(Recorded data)
********************

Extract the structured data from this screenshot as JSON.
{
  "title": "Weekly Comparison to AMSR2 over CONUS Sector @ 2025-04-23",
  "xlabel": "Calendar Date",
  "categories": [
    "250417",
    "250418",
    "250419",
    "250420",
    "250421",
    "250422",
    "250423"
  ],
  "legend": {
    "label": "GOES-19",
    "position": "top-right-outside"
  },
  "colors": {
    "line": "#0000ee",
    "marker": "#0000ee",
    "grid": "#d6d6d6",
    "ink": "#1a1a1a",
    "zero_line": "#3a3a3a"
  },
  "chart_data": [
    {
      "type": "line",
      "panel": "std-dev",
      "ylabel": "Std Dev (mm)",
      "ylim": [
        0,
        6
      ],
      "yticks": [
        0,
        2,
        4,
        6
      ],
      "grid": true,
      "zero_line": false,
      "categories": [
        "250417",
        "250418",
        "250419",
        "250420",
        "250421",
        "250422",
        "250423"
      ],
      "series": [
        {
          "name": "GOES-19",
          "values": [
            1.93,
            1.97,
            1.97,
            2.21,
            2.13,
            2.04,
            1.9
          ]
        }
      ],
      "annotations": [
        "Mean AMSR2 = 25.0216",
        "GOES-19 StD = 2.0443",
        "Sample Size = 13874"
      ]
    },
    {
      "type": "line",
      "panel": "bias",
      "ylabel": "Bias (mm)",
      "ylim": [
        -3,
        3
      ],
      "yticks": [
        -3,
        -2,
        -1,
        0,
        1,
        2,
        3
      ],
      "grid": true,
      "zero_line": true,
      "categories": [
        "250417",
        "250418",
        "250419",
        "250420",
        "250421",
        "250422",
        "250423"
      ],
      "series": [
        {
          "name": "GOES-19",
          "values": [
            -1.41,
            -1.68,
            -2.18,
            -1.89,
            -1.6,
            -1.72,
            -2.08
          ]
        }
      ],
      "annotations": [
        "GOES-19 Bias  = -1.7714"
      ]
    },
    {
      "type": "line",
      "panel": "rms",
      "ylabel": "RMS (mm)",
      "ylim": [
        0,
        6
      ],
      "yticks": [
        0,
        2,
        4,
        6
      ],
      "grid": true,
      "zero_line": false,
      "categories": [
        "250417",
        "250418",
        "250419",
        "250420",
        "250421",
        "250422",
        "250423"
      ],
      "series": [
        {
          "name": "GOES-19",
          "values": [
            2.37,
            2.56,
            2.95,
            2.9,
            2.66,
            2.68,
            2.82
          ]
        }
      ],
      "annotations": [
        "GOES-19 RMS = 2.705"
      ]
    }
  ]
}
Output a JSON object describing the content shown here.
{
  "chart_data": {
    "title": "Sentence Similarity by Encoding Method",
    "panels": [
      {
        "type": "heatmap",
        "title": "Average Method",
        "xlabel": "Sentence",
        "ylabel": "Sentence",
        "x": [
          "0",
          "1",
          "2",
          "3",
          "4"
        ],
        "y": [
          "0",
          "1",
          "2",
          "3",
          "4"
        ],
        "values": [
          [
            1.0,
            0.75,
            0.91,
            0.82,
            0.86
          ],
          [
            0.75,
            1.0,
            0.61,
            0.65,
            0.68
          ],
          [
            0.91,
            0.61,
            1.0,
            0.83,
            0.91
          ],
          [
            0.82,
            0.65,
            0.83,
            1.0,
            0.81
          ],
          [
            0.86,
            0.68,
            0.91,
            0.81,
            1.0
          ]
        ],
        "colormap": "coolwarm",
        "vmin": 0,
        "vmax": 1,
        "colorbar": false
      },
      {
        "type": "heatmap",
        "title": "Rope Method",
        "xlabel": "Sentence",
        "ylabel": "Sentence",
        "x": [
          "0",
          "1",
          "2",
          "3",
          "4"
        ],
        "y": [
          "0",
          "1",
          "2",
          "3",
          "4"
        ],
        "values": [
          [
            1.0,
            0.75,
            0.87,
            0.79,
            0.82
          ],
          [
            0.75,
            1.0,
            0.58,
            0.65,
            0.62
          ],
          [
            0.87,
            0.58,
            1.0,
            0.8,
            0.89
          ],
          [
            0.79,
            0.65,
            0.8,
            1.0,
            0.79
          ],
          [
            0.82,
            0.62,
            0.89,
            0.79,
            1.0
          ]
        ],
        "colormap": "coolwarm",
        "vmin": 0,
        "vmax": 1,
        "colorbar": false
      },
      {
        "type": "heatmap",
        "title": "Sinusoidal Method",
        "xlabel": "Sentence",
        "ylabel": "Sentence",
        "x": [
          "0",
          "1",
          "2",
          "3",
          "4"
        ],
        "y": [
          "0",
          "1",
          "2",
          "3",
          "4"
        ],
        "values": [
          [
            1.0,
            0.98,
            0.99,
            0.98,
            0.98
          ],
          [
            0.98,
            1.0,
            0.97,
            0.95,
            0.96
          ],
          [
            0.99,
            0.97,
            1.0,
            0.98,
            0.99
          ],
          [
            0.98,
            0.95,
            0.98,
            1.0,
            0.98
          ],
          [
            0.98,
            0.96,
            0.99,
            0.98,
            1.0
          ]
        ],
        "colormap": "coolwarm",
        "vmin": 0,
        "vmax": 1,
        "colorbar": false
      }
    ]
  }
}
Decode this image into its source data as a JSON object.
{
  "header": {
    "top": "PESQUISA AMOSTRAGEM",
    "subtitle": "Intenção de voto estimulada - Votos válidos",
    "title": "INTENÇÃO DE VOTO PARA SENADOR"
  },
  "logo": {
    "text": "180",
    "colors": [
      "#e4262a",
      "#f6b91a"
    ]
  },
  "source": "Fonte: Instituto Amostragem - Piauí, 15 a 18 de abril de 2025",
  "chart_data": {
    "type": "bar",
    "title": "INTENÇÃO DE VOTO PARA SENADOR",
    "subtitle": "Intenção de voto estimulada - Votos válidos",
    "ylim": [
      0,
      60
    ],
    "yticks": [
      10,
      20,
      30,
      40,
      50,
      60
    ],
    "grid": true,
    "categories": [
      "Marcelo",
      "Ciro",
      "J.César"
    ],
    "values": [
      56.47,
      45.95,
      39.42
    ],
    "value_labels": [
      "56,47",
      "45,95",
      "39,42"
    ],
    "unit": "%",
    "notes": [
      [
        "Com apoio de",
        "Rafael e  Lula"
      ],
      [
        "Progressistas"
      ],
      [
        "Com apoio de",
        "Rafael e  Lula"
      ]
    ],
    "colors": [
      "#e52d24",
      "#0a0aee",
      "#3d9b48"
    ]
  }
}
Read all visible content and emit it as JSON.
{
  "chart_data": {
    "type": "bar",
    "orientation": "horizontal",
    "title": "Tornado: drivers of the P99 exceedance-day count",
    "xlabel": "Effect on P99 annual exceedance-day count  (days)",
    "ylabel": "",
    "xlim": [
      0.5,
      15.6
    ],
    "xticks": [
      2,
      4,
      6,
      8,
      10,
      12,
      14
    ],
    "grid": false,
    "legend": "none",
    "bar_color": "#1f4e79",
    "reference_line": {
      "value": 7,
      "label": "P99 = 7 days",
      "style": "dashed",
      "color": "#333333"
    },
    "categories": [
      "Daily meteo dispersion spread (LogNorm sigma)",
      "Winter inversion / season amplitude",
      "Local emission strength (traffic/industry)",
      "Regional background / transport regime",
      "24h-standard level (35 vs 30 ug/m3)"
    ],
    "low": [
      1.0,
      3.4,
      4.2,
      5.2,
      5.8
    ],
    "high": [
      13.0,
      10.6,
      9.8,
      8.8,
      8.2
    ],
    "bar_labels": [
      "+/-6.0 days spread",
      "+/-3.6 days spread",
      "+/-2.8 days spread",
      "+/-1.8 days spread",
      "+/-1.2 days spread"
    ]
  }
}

********************

- _The task_
Each line above that includes "ylabel" should be shown.

- _Problem solution_
      "ylabel": "Std Dev (mm)",
      "ylabel": "Bias (mm)",
      "ylabel": "RMS (mm)",
        "ylabel": "Sentence",
        "ylabel": "Sentence",
        "ylabel": "Sentence",
    "ylabel": "",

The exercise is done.